Coursera课堂笔记Natural Language Processing in TensorFlow
单词向量化是把句子中的单词用数字来编码,如:
import tensorflow as tf
from tensorflow import keras
from tensorflow.keras.preprocessing.text import Tokenizer
sentences = [
'i love my dog',
'I love my cat',
]
tokenizer = Tokenizer(num_words=100)
tokenizer.fit_on_texts(sentences)
word_index = tokenizer.word_index
print(word_index)
输出:
{'i': 1, 'love': 2, 'my': 3, 'dog': 4, 'cat': 5}
请注意,原句中有小写的i和大写的I,向量化后都用小写i。

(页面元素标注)
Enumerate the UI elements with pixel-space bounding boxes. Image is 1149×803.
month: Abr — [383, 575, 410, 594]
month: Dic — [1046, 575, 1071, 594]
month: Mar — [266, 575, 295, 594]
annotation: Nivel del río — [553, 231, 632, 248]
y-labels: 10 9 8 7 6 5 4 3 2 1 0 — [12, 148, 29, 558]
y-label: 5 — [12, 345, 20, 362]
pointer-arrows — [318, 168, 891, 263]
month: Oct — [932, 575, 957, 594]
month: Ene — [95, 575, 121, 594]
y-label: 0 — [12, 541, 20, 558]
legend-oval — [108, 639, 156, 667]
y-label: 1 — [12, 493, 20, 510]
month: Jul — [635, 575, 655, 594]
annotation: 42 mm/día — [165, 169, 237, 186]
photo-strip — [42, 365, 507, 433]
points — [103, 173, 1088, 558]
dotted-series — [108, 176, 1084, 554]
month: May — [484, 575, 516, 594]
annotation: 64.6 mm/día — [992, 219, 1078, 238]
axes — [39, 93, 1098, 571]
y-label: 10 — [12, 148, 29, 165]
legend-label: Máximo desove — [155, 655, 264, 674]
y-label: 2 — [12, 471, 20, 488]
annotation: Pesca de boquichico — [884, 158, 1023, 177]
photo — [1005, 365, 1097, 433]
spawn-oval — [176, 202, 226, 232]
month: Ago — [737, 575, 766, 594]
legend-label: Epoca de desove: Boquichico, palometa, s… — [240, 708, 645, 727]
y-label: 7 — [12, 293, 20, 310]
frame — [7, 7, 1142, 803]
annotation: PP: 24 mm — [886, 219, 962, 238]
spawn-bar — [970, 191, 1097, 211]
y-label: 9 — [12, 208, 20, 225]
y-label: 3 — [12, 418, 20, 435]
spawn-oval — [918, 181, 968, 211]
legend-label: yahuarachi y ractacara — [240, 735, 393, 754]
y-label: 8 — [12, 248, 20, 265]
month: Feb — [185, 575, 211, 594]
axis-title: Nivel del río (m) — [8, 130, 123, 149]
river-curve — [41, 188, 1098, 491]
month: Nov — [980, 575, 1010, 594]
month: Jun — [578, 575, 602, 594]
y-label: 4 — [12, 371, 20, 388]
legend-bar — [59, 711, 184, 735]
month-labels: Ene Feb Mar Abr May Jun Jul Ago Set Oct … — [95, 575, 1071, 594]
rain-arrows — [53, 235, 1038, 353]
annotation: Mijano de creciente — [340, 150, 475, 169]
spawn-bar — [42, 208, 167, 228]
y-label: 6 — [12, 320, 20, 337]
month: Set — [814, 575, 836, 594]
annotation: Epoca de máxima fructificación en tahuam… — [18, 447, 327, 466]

练习题目 A:
在关于单词向量化的原文中，原句里大写的I向量化后用什么表示？
练习题目 B:
请从单词向量化课堂笔记的最后一句之后接着往下写。

参考回答 A:
用小写的i表示。

参考回答 B:
现在增加一个句子: 'You love my dog',其中love、my、dog都已经存在,实际上只新增了一个单词You
import tensorflow as tf
from tensorflow import keras
from tensorflow.keras.preprocessing.text import Tokenizer
sentences = [
'I love my dog',
'I love my cat',
'You love my dog'
]
tokenizer = Tokenizer(num_words=100)
tokenizer.fit_on_texts(sentences)
word_index = tokenizer.word_index
print(word_index)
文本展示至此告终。